»»

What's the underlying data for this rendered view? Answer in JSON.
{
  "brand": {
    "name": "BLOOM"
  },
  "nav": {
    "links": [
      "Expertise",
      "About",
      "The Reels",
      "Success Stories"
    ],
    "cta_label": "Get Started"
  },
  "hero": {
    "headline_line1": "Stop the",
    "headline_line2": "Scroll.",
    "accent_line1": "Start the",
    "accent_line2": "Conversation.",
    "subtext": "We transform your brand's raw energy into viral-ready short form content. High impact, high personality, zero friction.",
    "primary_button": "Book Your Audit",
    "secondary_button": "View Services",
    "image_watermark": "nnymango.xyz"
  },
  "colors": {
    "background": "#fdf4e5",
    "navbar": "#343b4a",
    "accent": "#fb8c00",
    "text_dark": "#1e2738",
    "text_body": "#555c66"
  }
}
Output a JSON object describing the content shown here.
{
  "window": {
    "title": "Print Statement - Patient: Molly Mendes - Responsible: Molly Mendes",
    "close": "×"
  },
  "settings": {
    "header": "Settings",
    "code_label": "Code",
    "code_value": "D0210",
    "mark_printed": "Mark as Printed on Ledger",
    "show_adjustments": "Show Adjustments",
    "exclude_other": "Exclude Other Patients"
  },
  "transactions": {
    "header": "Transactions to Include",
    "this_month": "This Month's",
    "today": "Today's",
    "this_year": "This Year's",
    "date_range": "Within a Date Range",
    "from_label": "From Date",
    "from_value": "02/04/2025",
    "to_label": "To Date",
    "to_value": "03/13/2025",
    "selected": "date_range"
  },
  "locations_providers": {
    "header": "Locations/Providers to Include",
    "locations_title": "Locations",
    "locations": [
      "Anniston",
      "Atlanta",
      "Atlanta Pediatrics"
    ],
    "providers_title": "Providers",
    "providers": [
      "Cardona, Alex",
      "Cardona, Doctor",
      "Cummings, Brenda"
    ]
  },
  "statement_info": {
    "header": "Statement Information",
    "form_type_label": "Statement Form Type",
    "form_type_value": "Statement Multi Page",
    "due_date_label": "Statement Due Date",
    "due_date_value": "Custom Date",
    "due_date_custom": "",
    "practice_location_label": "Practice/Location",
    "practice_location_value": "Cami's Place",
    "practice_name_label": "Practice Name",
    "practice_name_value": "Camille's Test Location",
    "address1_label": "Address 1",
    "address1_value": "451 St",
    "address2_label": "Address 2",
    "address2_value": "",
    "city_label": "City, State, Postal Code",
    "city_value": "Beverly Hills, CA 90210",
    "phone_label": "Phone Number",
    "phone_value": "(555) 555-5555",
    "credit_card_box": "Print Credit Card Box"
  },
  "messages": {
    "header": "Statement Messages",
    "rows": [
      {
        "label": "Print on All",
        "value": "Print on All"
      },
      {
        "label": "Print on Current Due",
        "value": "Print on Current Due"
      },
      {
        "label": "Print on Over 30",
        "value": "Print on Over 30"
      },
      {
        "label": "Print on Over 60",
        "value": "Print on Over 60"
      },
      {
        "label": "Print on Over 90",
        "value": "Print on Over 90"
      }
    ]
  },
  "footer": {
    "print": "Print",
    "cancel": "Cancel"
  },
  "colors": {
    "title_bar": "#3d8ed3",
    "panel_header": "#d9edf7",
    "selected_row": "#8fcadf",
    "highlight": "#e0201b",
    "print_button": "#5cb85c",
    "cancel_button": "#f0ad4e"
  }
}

««

What lines in the entries above include the string "Current"? Return each one.

RESPONSE TO THE TASK:
        "label": "Print on Current Due",
        "value": "Print on Current Due"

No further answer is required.